Stored data entries:

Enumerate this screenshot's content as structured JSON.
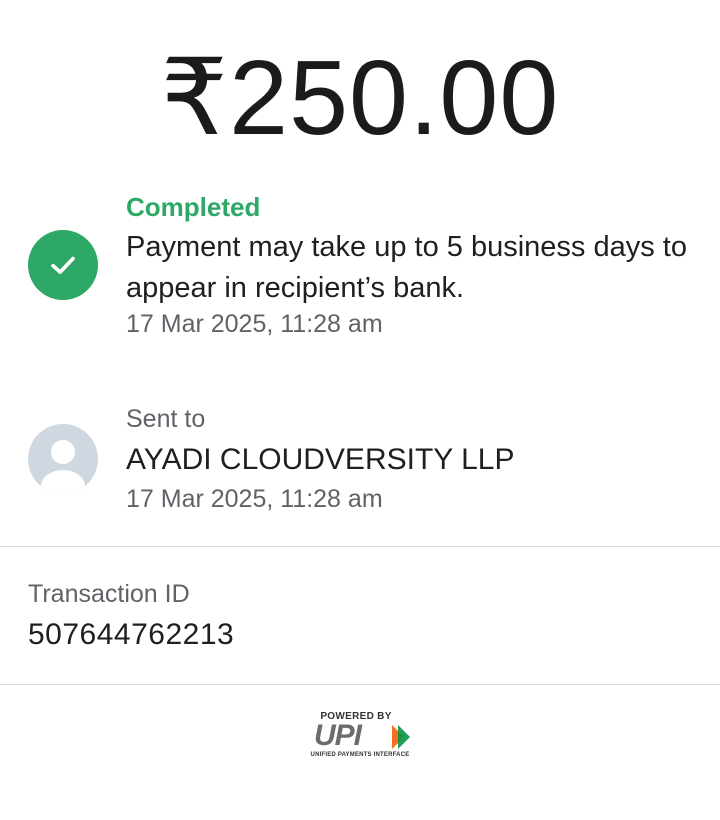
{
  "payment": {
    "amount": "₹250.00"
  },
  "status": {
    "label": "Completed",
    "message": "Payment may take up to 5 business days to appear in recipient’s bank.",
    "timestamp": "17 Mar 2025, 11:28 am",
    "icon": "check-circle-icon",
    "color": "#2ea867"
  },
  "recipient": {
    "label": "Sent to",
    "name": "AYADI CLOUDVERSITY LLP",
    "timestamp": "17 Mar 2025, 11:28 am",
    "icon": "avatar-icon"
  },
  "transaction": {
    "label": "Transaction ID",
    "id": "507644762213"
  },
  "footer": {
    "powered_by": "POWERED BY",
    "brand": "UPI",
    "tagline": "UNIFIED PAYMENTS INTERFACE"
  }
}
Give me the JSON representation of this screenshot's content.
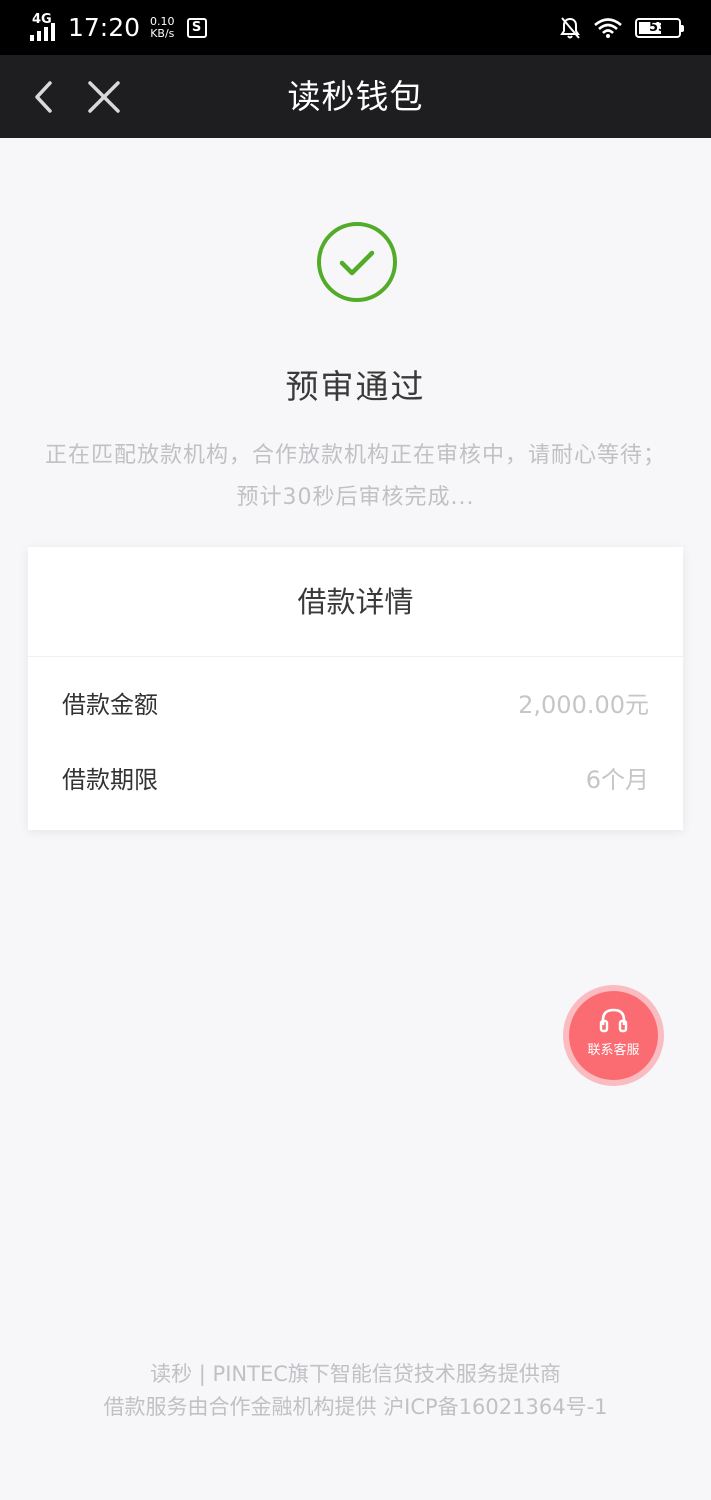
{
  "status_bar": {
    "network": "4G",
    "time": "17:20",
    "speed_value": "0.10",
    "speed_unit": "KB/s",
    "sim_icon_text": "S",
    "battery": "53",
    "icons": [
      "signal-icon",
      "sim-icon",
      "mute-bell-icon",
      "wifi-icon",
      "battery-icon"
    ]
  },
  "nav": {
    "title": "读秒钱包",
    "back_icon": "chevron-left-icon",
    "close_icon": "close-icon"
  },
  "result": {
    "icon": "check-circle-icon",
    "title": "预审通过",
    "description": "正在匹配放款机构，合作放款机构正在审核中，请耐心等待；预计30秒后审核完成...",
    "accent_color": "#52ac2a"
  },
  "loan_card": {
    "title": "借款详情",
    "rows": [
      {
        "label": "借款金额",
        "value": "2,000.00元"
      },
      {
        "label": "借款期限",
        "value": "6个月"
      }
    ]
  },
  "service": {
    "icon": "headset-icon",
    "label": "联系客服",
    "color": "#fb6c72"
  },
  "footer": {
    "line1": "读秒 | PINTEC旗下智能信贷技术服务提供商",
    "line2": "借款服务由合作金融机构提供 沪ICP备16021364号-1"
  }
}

Task instructions: Find every line in the records that has the string "screenshot", then state how many there are and nothing else.

Written response: 2